(Items in a dataset listing):
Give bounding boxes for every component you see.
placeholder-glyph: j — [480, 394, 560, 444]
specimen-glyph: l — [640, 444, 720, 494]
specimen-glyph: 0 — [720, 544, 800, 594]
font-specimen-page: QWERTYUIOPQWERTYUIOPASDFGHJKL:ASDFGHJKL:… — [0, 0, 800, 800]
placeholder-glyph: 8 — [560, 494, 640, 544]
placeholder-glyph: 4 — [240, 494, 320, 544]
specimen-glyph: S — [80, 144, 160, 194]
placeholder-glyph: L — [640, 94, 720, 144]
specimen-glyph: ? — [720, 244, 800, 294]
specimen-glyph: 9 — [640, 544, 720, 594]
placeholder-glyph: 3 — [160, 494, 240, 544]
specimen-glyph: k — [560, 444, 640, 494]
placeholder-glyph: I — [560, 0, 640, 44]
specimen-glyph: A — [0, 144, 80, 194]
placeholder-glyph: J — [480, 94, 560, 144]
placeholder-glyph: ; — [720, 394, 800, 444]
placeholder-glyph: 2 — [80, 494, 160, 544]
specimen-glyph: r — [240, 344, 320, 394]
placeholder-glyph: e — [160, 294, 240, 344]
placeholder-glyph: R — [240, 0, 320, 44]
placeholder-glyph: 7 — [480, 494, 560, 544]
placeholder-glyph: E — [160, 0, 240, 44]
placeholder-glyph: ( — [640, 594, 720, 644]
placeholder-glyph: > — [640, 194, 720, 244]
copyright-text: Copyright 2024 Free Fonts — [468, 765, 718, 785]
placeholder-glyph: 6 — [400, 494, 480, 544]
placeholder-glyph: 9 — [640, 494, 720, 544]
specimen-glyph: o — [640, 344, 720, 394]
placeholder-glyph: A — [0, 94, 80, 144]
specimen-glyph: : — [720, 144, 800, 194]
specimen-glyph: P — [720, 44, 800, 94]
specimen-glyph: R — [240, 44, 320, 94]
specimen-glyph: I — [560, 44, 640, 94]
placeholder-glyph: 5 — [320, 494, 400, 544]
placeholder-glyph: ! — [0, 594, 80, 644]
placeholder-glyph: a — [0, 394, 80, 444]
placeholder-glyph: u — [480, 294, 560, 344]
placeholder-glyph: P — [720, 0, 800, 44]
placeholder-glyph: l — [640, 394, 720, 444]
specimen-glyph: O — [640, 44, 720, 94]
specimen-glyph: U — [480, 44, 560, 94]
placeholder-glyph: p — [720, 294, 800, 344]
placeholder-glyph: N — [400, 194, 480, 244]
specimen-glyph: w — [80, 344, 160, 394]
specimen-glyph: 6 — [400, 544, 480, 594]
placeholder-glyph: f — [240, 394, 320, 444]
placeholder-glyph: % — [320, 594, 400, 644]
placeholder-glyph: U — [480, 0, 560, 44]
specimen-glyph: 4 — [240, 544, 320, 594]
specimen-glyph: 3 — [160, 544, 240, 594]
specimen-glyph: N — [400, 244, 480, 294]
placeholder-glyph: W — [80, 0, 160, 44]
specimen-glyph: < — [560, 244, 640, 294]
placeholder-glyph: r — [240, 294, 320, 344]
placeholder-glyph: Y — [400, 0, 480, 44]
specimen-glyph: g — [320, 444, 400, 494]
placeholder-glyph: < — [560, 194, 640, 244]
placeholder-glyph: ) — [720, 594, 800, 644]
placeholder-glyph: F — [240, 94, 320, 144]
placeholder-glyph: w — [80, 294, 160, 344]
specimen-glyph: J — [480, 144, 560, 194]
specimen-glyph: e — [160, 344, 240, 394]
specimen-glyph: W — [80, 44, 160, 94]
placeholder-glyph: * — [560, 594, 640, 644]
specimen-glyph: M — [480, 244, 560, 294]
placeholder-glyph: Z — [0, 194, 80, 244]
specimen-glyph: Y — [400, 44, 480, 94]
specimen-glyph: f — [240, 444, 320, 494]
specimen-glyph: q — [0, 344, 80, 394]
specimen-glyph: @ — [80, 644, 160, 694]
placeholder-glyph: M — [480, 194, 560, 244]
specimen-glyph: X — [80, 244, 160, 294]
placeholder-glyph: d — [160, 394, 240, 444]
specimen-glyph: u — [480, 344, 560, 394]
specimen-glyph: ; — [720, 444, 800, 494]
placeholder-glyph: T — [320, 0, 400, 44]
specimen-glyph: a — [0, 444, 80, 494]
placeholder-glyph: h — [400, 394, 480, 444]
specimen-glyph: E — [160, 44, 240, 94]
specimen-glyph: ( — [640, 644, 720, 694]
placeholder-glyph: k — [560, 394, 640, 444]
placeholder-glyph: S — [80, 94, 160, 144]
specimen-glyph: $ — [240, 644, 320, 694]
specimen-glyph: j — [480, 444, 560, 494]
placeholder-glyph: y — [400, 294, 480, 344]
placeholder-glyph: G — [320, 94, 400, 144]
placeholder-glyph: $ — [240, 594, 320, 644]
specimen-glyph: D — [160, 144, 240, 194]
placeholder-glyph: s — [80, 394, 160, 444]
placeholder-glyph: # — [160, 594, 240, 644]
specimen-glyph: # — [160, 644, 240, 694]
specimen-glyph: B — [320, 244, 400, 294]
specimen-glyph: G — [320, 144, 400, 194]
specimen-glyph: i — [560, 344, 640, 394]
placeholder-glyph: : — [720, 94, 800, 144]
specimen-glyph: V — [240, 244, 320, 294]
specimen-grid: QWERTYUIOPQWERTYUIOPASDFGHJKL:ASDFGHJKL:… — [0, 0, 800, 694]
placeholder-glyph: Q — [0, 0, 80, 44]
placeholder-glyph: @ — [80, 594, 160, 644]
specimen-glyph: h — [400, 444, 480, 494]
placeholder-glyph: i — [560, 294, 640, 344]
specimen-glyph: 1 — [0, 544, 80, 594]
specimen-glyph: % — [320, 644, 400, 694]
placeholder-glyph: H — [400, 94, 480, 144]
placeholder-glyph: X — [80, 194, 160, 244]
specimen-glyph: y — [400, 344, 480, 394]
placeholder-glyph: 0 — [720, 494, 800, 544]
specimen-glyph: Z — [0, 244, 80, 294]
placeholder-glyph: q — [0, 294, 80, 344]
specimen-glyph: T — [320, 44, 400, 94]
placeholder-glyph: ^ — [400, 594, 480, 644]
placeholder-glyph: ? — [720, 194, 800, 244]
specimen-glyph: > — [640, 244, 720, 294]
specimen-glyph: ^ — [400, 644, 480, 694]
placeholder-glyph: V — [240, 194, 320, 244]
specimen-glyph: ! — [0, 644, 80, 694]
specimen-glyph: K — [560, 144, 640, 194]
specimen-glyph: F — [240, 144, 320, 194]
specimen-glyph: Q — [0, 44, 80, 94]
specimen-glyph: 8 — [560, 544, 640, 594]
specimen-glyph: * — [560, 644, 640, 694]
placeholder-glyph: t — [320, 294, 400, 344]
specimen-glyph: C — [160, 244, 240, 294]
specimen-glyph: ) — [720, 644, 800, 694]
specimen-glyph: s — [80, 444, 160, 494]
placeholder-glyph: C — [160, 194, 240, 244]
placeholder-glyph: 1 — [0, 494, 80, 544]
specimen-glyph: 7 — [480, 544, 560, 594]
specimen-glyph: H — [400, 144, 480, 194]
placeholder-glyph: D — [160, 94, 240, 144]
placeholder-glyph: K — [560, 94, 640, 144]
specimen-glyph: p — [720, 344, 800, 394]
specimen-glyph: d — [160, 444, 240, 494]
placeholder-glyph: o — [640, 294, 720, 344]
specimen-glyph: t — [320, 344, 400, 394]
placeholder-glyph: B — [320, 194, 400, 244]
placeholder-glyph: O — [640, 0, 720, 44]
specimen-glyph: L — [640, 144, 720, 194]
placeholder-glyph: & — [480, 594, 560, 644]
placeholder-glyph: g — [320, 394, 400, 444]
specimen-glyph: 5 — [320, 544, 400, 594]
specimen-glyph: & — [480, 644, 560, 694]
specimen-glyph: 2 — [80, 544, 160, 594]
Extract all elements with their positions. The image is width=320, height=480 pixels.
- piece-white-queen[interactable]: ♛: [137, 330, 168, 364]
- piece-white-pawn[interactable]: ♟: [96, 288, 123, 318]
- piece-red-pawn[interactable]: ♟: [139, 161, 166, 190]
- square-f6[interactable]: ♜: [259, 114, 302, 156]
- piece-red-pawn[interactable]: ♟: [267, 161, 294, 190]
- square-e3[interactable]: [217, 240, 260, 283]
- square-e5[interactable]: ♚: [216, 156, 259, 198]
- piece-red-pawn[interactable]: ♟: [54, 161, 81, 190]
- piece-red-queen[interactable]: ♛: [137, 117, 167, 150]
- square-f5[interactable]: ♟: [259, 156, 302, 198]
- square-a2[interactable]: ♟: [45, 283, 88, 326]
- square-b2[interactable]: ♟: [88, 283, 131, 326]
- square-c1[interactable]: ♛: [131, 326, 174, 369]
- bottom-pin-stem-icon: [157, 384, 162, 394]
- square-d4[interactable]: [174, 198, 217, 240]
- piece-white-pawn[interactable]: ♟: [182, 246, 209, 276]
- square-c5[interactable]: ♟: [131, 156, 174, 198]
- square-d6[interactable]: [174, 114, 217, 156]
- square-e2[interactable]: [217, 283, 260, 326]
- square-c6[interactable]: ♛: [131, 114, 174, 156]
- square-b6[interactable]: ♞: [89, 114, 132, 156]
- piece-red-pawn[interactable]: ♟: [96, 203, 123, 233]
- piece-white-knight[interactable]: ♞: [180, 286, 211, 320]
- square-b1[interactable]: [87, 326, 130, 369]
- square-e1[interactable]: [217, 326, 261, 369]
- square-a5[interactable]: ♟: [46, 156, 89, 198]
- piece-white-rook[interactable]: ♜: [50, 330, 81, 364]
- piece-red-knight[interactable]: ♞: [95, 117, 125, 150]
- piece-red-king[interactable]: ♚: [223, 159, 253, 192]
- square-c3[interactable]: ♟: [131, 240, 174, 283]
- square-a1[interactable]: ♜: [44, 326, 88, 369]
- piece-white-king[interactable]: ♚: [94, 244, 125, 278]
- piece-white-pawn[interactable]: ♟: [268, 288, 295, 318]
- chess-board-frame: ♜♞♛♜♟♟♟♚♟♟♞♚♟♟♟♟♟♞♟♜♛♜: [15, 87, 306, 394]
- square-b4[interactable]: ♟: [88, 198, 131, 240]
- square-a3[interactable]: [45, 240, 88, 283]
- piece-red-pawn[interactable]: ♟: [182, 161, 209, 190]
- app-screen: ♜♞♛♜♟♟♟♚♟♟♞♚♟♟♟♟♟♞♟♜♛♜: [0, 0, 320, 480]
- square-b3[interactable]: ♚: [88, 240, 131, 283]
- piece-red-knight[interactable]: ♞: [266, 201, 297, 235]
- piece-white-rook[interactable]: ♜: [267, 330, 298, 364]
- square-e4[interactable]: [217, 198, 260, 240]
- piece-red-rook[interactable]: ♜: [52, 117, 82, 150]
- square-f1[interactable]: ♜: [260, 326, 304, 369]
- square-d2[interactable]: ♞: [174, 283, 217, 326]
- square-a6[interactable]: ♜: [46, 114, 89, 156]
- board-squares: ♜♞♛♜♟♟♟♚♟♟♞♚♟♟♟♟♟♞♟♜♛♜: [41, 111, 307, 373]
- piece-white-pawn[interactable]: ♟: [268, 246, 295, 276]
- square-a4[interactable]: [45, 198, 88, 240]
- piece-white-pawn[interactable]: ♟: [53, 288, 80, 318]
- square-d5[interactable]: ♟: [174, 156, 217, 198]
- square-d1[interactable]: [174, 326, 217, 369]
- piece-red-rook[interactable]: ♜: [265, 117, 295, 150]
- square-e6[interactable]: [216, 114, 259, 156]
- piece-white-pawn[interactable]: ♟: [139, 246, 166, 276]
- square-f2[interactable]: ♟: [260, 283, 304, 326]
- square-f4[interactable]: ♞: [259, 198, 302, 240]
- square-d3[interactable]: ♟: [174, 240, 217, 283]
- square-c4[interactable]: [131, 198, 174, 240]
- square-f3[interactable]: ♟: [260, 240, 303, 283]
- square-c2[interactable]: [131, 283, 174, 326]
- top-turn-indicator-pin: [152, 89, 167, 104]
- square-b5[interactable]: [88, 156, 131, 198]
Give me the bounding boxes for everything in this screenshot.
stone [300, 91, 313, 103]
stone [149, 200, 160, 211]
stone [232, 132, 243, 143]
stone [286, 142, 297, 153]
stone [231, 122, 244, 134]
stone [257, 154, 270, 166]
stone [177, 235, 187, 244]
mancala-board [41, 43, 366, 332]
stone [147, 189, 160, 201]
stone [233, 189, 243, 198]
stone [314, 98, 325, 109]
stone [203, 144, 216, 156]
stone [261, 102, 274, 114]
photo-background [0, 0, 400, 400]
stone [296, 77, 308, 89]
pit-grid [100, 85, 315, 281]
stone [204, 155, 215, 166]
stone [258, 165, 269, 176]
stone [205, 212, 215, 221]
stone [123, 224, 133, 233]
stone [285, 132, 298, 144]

(Your objective):
Reproduce the listing word for word, covering the stretch from its first line through the line containing "placeholder-glyph: I — [560, 0, 640, 44]".

(Completed task):
Give bounding boxes for every component you see.
placeholder-glyph: j — [480, 394, 560, 444]
specimen-glyph: l — [640, 444, 720, 494]
specimen-glyph: 0 — [720, 544, 800, 594]
font-specimen-page: QWERTYUIOPQWERTYUIOPASDFGHJKL:ASDFGHJKL:… — [0, 0, 800, 800]
placeholder-glyph: 8 — [560, 494, 640, 544]
placeholder-glyph: 4 — [240, 494, 320, 544]
specimen-glyph: S — [80, 144, 160, 194]
placeholder-glyph: L — [640, 94, 720, 144]
specimen-glyph: ? — [720, 244, 800, 294]
specimen-glyph: 9 — [640, 544, 720, 594]
placeholder-glyph: 3 — [160, 494, 240, 544]
specimen-glyph: k — [560, 444, 640, 494]
placeholder-glyph: I — [560, 0, 640, 44]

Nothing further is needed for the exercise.